### Instructions to follow
Keep only the lines of the data below that contain "subtitle", and copy them.

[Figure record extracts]
====
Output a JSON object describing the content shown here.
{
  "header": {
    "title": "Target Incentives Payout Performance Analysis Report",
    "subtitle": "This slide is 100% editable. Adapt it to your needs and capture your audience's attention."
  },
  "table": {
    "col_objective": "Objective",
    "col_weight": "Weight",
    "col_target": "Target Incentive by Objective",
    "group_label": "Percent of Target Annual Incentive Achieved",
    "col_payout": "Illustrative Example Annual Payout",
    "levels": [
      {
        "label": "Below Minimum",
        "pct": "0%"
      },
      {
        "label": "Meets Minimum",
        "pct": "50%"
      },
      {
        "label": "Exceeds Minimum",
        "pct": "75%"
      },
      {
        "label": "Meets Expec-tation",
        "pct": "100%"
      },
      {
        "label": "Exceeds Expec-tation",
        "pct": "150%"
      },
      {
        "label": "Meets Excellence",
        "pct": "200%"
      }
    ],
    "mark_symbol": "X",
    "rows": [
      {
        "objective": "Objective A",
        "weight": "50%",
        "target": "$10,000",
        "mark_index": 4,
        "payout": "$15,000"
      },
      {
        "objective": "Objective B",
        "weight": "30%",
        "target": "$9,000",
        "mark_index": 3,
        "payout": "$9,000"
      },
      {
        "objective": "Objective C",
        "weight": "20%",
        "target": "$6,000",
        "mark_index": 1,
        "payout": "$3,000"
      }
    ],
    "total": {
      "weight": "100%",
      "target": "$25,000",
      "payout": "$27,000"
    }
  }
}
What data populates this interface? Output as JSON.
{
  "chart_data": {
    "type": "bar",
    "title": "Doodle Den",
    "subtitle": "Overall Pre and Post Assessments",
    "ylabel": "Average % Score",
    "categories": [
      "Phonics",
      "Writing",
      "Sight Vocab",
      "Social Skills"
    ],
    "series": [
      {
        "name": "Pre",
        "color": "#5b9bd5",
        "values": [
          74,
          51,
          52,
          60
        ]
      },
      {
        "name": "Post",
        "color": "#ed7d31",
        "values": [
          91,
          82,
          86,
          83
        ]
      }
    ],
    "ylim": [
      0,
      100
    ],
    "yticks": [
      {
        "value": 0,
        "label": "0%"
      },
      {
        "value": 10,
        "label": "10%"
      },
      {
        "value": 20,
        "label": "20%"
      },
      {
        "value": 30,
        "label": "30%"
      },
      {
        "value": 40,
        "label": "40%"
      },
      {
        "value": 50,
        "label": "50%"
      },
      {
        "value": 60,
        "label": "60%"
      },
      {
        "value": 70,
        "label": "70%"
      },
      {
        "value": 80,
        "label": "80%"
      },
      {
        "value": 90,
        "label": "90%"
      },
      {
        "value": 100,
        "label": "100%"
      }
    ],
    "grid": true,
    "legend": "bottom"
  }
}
====
### Output for this exercise
    "subtitle": "This slide is 100% editable. Adapt it to your needs and capture your audience's attention."
    "subtitle": "Overall Pre and Post Assessments",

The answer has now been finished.